Find each line holding "회원가입" and copy it out.

(Records from a collection)

▬▬▬▬▬▬

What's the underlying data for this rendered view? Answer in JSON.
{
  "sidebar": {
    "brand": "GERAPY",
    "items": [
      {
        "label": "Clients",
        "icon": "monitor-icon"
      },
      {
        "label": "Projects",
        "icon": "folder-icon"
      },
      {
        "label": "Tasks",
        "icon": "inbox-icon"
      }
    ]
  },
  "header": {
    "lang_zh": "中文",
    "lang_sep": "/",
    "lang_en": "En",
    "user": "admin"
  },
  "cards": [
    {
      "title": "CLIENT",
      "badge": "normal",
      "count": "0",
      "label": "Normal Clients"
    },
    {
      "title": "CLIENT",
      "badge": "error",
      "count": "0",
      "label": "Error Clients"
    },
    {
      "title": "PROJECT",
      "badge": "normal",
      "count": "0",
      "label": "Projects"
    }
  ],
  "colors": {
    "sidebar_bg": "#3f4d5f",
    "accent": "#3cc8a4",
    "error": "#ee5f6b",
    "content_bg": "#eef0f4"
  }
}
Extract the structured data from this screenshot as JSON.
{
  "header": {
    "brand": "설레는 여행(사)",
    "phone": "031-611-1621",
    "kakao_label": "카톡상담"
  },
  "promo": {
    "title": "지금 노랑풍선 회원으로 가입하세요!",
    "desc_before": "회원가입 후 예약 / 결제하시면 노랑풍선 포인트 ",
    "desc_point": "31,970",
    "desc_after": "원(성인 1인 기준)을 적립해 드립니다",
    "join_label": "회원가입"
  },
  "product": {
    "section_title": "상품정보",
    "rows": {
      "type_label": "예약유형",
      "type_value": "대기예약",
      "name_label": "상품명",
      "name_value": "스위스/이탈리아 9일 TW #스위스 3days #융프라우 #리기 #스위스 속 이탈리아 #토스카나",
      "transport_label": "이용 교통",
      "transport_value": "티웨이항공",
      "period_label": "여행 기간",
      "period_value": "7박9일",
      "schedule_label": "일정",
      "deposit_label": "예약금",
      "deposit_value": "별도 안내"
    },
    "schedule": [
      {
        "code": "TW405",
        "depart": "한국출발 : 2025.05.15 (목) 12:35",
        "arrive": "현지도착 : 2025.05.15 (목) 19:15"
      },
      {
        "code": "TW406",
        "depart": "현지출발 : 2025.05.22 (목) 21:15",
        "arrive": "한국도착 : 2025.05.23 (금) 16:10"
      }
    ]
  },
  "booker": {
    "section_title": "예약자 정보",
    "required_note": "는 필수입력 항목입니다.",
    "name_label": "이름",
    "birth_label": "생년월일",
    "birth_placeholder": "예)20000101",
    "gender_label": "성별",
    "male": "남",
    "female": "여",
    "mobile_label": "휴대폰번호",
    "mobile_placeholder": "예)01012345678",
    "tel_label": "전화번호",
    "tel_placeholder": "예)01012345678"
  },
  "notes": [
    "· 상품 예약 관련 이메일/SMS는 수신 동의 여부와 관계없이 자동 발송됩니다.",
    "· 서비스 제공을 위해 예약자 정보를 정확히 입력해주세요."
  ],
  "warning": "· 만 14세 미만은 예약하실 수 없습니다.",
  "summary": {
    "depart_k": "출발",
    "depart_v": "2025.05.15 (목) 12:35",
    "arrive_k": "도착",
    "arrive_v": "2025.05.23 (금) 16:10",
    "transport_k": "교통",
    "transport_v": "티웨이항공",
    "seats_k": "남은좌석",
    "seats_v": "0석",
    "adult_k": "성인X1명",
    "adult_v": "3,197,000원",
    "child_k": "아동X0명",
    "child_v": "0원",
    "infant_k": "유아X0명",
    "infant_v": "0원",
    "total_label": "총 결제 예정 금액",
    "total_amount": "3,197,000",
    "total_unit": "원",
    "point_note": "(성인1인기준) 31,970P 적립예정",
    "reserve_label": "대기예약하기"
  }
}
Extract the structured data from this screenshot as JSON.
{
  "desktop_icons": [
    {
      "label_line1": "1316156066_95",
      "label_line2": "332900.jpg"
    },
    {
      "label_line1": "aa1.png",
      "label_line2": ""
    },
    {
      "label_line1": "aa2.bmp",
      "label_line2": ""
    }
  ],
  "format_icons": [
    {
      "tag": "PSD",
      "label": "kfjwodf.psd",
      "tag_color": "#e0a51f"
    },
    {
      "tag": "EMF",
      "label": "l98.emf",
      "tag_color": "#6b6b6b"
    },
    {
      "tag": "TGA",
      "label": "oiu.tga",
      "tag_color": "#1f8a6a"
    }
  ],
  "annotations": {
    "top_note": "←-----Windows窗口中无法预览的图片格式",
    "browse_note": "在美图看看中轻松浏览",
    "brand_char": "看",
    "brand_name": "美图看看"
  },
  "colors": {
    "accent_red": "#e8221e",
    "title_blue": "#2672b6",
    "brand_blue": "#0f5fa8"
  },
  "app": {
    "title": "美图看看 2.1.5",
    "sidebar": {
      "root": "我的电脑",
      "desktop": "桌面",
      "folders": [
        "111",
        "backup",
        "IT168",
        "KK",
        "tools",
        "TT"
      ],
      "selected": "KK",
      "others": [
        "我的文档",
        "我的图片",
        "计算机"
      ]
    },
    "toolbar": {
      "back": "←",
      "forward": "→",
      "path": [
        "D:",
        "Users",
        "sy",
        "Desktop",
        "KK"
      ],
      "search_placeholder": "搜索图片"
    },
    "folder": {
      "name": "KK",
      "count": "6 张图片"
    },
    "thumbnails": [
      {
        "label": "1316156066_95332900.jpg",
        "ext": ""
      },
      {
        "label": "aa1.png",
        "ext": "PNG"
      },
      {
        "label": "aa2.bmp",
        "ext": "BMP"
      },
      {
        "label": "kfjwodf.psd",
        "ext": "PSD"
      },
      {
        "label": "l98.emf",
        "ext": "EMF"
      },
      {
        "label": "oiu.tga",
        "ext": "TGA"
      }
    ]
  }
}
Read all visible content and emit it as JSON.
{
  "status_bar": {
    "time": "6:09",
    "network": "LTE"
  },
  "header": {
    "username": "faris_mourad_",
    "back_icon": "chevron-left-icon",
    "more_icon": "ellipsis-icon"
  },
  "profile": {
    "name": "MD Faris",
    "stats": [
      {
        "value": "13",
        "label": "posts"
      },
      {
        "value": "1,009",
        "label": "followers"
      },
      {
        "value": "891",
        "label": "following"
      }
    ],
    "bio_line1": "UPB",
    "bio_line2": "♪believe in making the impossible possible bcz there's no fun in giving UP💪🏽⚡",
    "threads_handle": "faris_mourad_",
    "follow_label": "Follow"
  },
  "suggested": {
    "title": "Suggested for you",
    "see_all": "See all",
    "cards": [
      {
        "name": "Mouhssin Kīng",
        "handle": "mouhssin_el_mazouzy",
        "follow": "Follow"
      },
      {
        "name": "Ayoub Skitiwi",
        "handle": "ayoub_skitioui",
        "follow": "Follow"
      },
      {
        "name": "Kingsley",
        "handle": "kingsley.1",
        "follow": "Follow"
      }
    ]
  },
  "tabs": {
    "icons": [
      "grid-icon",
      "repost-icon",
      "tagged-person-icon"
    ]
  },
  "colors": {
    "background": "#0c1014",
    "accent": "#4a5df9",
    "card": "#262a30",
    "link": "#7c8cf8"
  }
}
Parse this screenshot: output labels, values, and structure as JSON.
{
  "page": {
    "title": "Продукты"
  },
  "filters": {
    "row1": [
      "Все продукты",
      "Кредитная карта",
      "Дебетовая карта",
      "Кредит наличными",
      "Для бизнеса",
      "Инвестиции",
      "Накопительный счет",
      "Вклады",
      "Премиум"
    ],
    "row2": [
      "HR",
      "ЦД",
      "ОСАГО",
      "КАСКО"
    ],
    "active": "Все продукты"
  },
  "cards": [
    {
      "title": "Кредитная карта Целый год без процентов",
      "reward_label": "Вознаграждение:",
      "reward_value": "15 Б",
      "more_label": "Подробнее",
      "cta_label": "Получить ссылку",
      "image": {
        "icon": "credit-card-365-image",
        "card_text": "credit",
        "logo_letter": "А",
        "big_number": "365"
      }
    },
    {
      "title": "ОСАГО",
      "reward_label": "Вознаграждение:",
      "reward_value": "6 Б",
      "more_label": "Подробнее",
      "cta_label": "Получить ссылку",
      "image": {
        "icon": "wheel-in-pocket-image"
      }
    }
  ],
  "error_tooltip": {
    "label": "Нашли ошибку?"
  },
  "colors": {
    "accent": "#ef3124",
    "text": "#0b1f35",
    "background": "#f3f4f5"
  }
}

▬▬▬▬▬▬

- [Answer in full]:
    "desc_before": "회원가입 후 예약 / 결제하시면 노랑풍선 포인트 ",
    "join_label": "회원가입"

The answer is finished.